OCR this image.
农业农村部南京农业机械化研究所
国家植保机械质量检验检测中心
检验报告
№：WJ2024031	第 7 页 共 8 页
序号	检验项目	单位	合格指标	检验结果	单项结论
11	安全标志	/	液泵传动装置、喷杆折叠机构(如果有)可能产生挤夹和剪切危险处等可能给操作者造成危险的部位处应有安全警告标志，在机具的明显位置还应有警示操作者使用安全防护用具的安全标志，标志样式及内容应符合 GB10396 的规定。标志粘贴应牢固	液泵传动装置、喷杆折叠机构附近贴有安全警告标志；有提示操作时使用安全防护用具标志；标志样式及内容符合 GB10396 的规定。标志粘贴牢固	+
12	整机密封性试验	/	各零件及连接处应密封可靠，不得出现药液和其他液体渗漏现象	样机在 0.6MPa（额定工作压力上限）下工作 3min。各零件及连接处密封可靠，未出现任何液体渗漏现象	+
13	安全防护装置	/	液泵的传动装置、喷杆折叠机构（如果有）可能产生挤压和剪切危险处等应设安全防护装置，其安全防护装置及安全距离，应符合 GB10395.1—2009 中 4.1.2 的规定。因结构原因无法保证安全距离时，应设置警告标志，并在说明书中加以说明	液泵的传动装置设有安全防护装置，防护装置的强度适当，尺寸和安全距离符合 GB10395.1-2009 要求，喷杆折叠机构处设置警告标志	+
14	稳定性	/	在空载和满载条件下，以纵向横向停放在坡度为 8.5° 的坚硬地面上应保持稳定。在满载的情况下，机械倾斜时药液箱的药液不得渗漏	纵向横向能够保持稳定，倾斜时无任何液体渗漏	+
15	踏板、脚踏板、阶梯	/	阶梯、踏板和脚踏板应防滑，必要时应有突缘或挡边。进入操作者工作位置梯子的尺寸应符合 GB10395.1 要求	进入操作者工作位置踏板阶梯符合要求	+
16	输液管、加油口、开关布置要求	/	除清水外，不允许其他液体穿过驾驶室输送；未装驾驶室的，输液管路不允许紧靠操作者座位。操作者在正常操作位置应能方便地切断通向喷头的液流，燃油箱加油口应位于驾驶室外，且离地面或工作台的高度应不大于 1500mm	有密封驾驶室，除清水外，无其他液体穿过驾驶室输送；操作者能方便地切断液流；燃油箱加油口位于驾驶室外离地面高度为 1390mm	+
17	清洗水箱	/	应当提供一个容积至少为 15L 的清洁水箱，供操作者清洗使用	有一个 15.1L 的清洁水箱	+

--------

Extract each entry in full, exactly as given.

- _Worked answer_:
OCR this image.
农业农村部南京农业机械化研究所
国家植保机械质量检验检测中心
检验报告
№：WJ2024031	第 7 页 共 8 页
序号	检验项目	单位	合格指标	检验结果	单项结论
11	安全标志	/	液泵传动装置、喷杆折叠机构(如果有)可能产生挤夹和剪切危险处等可能给操作者造成危险的部位处应有安全警告标志，在机具的明显位置还应有警示操作者使用安全防护用具的安全标志，标志样式及内容应符合 GB10396 的规定。标志粘贴应牢固	液泵传动装置、喷杆折叠机构附近贴有安全警告标志；有提示操作时使用安全防护用具标志；标志样式及内容符合 GB10396 的规定。标志粘贴牢固	+
12	整机密封性试验	/	各零件及连接处应密封可靠，不得出现药液和其他液体渗漏现象	样机在 0.6MPa（额定工作压力上限）下工作 3min。各零件及连接处密封可靠，未出现任何液体渗漏现象	+
13	安全防护装置	/	液泵的传动装置、喷杆折叠机构（如果有）可能产生挤压和剪切危险处等应设安全防护装置，其安全防护装置及安全距离，应符合 GB10395.1—2009 中 4.1.2 的规定。因结构原因无法保证安全距离时，应设置警告标志，并在说明书中加以说明	液泵的传动装置设有安全防护装置，防护装置的强度适当，尺寸和安全距离符合 GB10395.1-2009 要求，喷杆折叠机构处设置警告标志	+
14	稳定性	/	在空载和满载条件下，以纵向横向停放在坡度为 8.5° 的坚硬地面上应保持稳定。在满载的情况下，机械倾斜时药液箱的药液不得渗漏	纵向横向能够保持稳定，倾斜时无任何液体渗漏	+
15	踏板、脚踏板、阶梯	/	阶梯、踏板和脚踏板应防滑，必要时应有突缘或挡边。进入操作者工作位置梯子的尺寸应符合 GB10395.1 要求	进入操作者工作位置踏板阶梯符合要求	+
16	输液管、加油口、开关布置要求	/	除清水外，不允许其他液体穿过驾驶室输送；未装驾驶室的，输液管路不允许紧靠操作者座位。操作者在正常操作位置应能方便地切断通向喷头的液流，燃油箱加油口应位于驾驶室外，且离地面或工作台的高度应不大于 1500mm	有密封驾驶室，除清水外，无其他液体穿过驾驶室输送；操作者能方便地切断液流；燃油箱加油口位于驾驶室外离地面高度为 1390mm	+
17	清洗水箱	/	应当提供一个容积至少为 15L 的清洁水箱，供操作者清洗使用	有一个 15.1L 的清洁水箱	+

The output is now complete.